# Exercise:
Pull out every line containing the string "отличие".

── Information provided

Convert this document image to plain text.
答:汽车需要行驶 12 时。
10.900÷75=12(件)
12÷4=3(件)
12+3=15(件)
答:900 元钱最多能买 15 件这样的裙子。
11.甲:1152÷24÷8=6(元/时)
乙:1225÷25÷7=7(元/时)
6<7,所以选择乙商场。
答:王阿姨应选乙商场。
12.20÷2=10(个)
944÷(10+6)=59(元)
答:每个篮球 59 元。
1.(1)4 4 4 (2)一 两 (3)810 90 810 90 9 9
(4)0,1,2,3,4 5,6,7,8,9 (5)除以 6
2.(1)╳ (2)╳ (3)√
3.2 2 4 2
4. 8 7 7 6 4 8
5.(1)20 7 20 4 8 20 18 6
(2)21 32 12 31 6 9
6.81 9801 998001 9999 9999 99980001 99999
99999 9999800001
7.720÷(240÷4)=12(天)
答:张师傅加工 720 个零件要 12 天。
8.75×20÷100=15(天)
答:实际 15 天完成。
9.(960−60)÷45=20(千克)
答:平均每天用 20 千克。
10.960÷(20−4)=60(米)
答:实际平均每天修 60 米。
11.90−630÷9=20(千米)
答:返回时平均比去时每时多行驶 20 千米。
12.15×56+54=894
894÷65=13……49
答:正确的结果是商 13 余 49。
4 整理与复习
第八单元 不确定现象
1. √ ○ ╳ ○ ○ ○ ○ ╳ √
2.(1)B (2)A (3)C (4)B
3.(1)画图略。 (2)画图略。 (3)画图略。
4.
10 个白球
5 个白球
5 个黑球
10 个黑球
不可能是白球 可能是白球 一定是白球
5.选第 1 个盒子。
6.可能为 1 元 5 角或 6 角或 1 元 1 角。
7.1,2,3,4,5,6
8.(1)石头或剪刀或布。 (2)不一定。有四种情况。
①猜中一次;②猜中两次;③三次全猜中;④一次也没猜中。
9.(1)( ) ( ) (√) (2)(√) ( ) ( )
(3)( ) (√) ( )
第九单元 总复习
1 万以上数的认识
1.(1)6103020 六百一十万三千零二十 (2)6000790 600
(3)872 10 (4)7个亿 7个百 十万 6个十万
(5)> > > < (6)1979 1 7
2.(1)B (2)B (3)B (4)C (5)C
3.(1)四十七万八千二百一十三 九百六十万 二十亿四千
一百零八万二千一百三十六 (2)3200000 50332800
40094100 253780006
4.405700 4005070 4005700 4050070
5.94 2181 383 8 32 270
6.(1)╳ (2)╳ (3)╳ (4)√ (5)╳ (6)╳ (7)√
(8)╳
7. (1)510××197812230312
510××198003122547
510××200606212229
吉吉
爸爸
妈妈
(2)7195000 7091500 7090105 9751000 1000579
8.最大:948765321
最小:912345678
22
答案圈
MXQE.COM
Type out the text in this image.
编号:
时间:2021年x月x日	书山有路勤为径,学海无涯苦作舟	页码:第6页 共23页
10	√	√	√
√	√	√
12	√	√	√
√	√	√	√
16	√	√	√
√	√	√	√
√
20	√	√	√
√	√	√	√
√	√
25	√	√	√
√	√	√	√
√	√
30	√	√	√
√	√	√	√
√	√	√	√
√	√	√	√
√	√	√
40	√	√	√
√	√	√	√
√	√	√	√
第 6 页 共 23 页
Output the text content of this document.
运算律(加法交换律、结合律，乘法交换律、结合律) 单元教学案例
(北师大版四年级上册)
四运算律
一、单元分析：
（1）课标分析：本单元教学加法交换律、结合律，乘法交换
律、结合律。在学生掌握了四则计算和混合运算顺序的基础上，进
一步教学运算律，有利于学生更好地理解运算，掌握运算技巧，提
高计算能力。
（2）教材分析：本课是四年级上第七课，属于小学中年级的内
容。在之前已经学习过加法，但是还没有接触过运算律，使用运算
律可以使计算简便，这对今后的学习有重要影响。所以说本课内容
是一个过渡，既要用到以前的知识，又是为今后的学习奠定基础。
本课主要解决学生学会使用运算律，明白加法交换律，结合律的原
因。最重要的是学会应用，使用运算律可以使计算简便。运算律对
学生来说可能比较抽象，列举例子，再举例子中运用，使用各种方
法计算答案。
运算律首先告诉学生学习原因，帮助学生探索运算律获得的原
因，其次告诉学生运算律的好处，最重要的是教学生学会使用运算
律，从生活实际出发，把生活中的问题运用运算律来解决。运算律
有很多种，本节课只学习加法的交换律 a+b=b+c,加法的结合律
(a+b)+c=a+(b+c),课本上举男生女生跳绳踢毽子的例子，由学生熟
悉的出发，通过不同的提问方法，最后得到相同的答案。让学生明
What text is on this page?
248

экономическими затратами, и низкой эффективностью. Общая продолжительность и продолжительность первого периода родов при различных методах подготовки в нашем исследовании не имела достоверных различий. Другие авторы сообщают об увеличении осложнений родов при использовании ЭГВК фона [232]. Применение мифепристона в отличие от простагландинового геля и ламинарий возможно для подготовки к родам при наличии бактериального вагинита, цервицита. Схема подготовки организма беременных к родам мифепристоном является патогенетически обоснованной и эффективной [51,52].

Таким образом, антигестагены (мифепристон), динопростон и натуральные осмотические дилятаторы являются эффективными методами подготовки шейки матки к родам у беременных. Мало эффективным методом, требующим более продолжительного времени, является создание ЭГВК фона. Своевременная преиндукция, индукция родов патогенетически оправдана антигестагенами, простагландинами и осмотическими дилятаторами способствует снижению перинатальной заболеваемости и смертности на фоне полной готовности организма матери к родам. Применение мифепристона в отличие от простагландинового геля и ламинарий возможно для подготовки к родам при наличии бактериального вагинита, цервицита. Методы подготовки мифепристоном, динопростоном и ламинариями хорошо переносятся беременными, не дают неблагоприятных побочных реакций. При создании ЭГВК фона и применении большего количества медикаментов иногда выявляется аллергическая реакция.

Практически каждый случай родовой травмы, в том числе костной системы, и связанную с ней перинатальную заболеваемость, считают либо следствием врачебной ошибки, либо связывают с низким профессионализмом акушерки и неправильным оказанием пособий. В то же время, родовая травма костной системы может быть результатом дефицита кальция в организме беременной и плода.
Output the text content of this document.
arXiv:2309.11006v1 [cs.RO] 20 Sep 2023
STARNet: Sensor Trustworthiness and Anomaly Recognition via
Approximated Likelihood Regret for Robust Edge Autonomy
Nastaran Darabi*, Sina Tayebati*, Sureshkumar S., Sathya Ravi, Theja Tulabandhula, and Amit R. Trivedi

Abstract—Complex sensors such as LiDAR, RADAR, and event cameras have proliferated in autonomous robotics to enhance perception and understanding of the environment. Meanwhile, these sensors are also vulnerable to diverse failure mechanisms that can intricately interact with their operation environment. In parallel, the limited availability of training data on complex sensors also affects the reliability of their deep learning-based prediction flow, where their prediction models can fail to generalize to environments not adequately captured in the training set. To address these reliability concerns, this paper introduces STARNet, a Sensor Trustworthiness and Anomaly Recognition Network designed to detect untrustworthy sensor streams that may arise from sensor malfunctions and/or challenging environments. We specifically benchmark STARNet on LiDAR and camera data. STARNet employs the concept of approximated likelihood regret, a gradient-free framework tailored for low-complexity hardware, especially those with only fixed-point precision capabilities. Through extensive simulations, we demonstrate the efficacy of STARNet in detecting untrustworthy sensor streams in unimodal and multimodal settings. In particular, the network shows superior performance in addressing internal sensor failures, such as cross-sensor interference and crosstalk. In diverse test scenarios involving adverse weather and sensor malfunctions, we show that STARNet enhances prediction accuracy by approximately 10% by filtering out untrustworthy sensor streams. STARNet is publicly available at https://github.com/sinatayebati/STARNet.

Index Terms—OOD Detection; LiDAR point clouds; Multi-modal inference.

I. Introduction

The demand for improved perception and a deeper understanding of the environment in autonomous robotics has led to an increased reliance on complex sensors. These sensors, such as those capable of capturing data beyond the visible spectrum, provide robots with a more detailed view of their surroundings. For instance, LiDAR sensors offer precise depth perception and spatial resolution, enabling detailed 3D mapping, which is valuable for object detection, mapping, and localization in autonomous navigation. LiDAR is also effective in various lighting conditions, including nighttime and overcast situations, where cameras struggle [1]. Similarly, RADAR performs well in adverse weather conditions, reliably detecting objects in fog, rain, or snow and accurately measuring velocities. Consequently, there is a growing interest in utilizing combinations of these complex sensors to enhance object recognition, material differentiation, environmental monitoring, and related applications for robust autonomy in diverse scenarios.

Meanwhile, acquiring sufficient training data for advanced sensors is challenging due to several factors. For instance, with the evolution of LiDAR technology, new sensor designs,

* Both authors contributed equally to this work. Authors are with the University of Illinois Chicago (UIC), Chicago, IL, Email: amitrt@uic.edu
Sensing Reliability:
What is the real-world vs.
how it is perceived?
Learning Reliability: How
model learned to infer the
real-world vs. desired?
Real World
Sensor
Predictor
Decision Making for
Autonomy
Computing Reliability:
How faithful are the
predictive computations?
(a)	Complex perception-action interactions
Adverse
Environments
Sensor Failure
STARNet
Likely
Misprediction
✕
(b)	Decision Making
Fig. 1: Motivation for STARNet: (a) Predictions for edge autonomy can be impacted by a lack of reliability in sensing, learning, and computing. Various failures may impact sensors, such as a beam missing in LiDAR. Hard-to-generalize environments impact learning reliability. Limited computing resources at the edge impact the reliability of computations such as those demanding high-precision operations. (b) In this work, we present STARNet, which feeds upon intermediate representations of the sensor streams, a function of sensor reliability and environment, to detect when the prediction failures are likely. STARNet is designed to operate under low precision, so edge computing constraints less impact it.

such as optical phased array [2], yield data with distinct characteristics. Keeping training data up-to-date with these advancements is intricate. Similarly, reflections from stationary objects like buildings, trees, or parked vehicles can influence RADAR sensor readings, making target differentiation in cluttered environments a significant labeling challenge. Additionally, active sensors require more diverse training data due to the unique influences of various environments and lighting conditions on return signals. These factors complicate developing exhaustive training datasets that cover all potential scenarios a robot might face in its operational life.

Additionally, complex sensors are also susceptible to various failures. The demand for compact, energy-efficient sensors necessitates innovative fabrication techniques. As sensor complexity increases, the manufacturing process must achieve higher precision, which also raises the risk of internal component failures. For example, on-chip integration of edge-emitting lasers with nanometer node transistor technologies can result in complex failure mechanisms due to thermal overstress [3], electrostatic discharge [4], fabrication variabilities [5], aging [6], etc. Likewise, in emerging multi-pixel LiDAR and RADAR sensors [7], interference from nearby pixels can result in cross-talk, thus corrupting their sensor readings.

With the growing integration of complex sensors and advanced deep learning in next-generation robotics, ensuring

────

# Written response:
экономическими затратами, и низкой эффективностью. Общая продолжительность и продолжительность первого периода родов при различных методах подготовки в нашем исследовании не имела достоверных различий. Другие авторы сообщают об увеличении осложнений родов при использовании ЭГВК фона [232]. Применение мифепристона в отличие от простагландинового геля и ламинарий возможно для подготовки к родам при наличии бактериального вагинита, цервицита. Схема подготовки организма беременных к родам мифепристоном является патогенетически обоснованной и эффективной [51,52].
Таким образом, антигестагены (мифепристон), динопростон и натуральные осмотические дилятаторы являются эффективными методами подготовки шейки матки к родам у беременных. Мало эффективным методом, требующим более продолжительного времени, является создание ЭГВК фона. Своевременная преиндукция, индукция родов патогенетически оправдана антигестагенами, простагландинами и осмотическими дилятаторами способствует снижению перинатальной заболеваемости и смертности на фоне полной готовности организма матери к родам. Применение мифепристона в отличие от простагландинового геля и ламинарий возможно для подготовки к родам при наличии бактериального вагинита, цервицита. Методы подготовки мифепристоном, динопростоном и ламинариями хорошо переносятся беременными, не дают неблагоприятных побочных реакций. При создании ЭГВК фона и применении большего количества медикаментов иногда выявляется аллергическая реакция.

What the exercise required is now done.